__Work instructions__
Your task is to repeat the entries underneath exactly, minus the pictures.
:: Material provided
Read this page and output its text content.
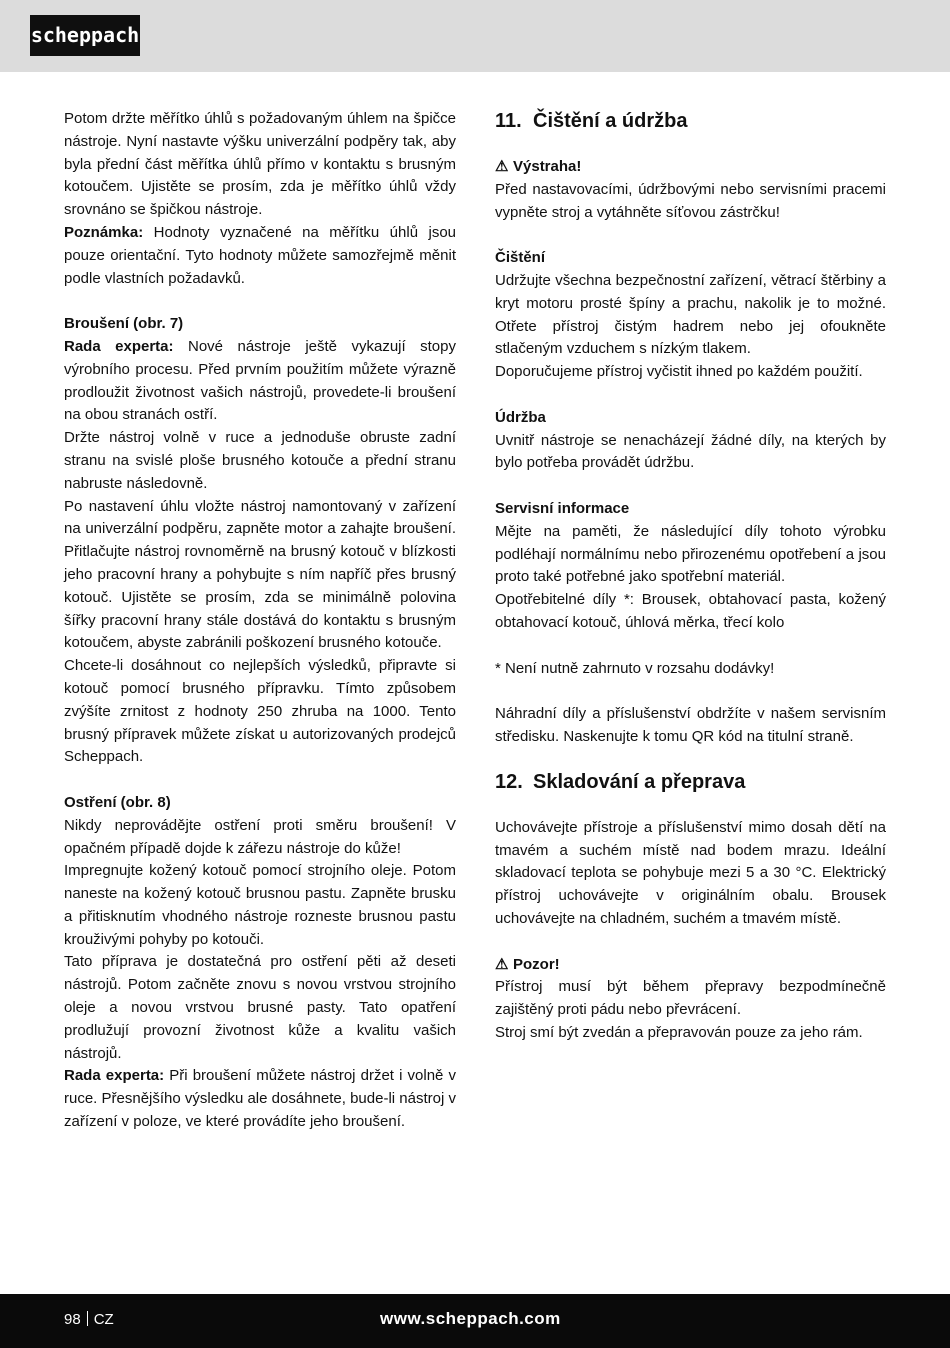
scheppach

Potom držte měřítko úhlů s požadovaným úhlem na špičce nástroje. Nyní nastavte výšku univerzální podpěry tak, aby byla přední část měřítka úhlů přímo v kontaktu s brusným kotoučem. Ujistěte se prosím, zda je měřítko úhlů vždy srovnáno se špičkou nástroje.

Poznámka: Hodnoty vyznačené na měřítku úhlů jsou pouze orientační. Tyto hodnoty můžete samozřejmě měnit podle vlastních požadavků.

Broušení (obr. 7)

Rada experta: Nové nástroje ještě vykazují stopy výrobního procesu. Před prvním použitím můžete výrazně prodloužit životnost vašich nástrojů, provedete-li broušení na obou stranách ostří.

Držte nástroj volně v ruce a jednoduše obruste zadní stranu na svislé ploše brusného kotouče a přední stranu nabruste následovně.

Po nastavení úhlu vložte nástroj namontovaný v zařízení na univerzální podpěru, zapněte motor a zahajte broušení. Přitlačujte nástroj rovnoměrně na brusný kotouč v blízkosti jeho pracovní hrany a pohybujte s ním napříč přes brusný kotouč. Ujistěte se prosím, zda se minimálně polovina šířky pracovní hrany stále dostává do kontaktu s brusným kotoučem, abyste zabránili poškození brusného kotouče.

Chcete-li dosáhnout co nejlepších výsledků, připravte si kotouč pomocí brusného přípravku. Tímto způsobem zvýšíte zrnitost z hodnoty 250 zhruba na 1000. Tento brusný přípravek můžete získat u autorizovaných prodejců Scheppach.

Ostření (obr. 8)

Nikdy neprovádějte ostření proti směru broušení! V opačném případě dojde k zářezu nástroje do kůže!

Impregnujte kožený kotouč pomocí strojního oleje. Potom naneste na kožený kotouč brusnou pastu. Zapněte brusku a přitisknutím vhodného nástroje rozneste brusnou pastu krouživými pohyby po kotouči.

Tato příprava je dostatečná pro ostření pěti až deseti nástrojů. Potom začněte znovu s novou vrstvou strojního oleje a novou vrstvou brusné pasty. Tato opatření prodlužují provozní životnost kůže a kvalitu vašich nástrojů.

Rada experta: Při broušení můžete nástroj držet i volně v ruce. Přesnějšího výsledku ale dosáhnete, bude-li nástroj v zařízení v poloze, ve které provádíte jeho broušení.

11. Čištění a údržba

⚠ Výstraha!

Před nastavovacími, údržbovými nebo servisními pracemi vypněte stroj a vytáhněte síťovou zástrčku!

Čištění

Udržujte všechna bezpečnostní zařízení, větrací štěrbiny a kryt motoru prosté špíny a prachu, nakolik je to možné. Otřete přístroj čistým hadrem nebo jej ofoukněte stlačeným vzduchem s nízkým tlakem.

Doporučujeme přístroj vyčistit ihned po každém použití.

Údržba

Uvnitř nástroje se nenacházejí žádné díly, na kterých by bylo potřeba provádět údržbu.

Servisní informace

Mějte na paměti, že následující díly tohoto výrobku podléhají normálnímu nebo přirozenému opotřebení a jsou proto také potřebné jako spotřební materiál.

Opotřebitelné díly *: Brousek, obtahovací pasta, kožený obtahovací kotouč, úhlová měrka, třecí kolo

* Není nutně zahrnuto v rozsahu dodávky!

Náhradní díly a příslušenství obdržíte v našem servisním středisku. Naskenujte k tomu QR kód na titulní straně.

12. Skladování a přeprava

Uchovávejte přístroje a příslušenství mimo dosah dětí na tmavém a suchém místě nad bodem mrazu. Ideální skladovací teplota se pohybuje mezi 5 a 30 °C. Elektrický přístroj uchovávejte v originálním obalu. Brousek uchovávejte na chladném, suchém a tmavém místě.

⚠ Pozor!

Přístroj musí být během přepravy bezpodmínečně zajištěný proti pádu nebo převrácení.

Stroj smí být zvedán a přepravován pouze za jeho rám.

98 CZ	www.scheppach.com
::::
__Reply__
Read this page and output its text content.
scheppach

Potom držte měřítko úhlů s požadovaným úhlem na špičce nástroje. Nyní nastavte výšku univerzální podpěry tak, aby byla přední část měřítka úhlů přímo v kontaktu s brusným kotoučem. Ujistěte se prosím, zda je měřítko úhlů vždy srovnáno se špičkou nástroje.

Poznámka: Hodnoty vyznačené na měřítku úhlů jsou pouze orientační. Tyto hodnoty můžete samozřejmě měnit podle vlastních požadavků.

Broušení (obr. 7)

Rada experta: Nové nástroje ještě vykazují stopy výrobního procesu. Před prvním použitím můžete výrazně prodloužit životnost vašich nástrojů, provedete-li broušení na obou stranách ostří.

Držte nástroj volně v ruce a jednoduše obruste zadní stranu na svislé ploše brusného kotouče a přední stranu nabruste následovně.

Po nastavení úhlu vložte nástroj namontovaný v zařízení na univerzální podpěru, zapněte motor a zahajte broušení. Přitlačujte nástroj rovnoměrně na brusný kotouč v blízkosti jeho pracovní hrany a pohybujte s ním napříč přes brusný kotouč. Ujistěte se prosím, zda se minimálně polovina šířky pracovní hrany stále dostává do kontaktu s brusným kotoučem, abyste zabránili poškození brusného kotouče.

Chcete-li dosáhnout co nejlepších výsledků, připravte si kotouč pomocí brusného přípravku. Tímto způsobem zvýšíte zrnitost z hodnoty 250 zhruba na 1000. Tento brusný přípravek můžete získat u autorizovaných prodejců Scheppach.

Ostření (obr. 8)

Nikdy neprovádějte ostření proti směru broušení! V opačném případě dojde k zářezu nástroje do kůže!

Impregnujte kožený kotouč pomocí strojního oleje. Potom naneste na kožený kotouč brusnou pastu. Zapněte brusku a přitisknutím vhodného nástroje rozneste brusnou pastu krouživými pohyby po kotouči.

Tato příprava je dostatečná pro ostření pěti až deseti nástrojů. Potom začněte znovu s novou vrstvou strojního oleje a novou vrstvou brusné pasty. Tato opatření prodlužují provozní životnost kůže a kvalitu vašich nástrojů.

Rada experta: Při broušení můžete nástroj držet i volně v ruce. Přesnějšího výsledku ale dosáhnete, bude-li nástroj v zařízení v poloze, ve které provádíte jeho broušení.

11. Čištění a údržba

⚠ Výstraha!

Před nastavovacími, údržbovými nebo servisními pracemi vypněte stroj a vytáhněte síťovou zástrčku!

Čištění

Udržujte všechna bezpečnostní zařízení, větrací štěrbiny a kryt motoru prosté špíny a prachu, nakolik je to možné. Otřete přístroj čistým hadrem nebo jej ofoukněte stlačeným vzduchem s nízkým tlakem.

Doporučujeme přístroj vyčistit ihned po každém použití.

Údržba

Uvnitř nástroje se nenacházejí žádné díly, na kterých by bylo potřeba provádět údržbu.

Servisní informace

Mějte na paměti, že následující díly tohoto výrobku podléhají normálnímu nebo přirozenému opotřebení a jsou proto také potřebné jako spotřební materiál.

Opotřebitelné díly *: Brousek, obtahovací pasta, kožený obtahovací kotouč, úhlová měrka, třecí kolo

* Není nutně zahrnuto v rozsahu dodávky!

Náhradní díly a příslušenství obdržíte v našem servisním středisku. Naskenujte k tomu QR kód na titulní straně.

12. Skladování a přeprava

Uchovávejte přístroje a příslušenství mimo dosah dětí na tmavém a suchém místě nad bodem mrazu. Ideální skladovací teplota se pohybuje mezi 5 a 30 °C. Elektrický přístroj uchovávejte v originálním obalu. Brousek uchovávejte na chladném, suchém a tmavém místě.

⚠ Pozor!

Přístroj musí být během přepravy bezpodmínečně zajištěný proti pádu nebo převrácení.

Stroj smí být zvedán a přepravován pouze za jeho rám.

98 CZ	www.scheppach.com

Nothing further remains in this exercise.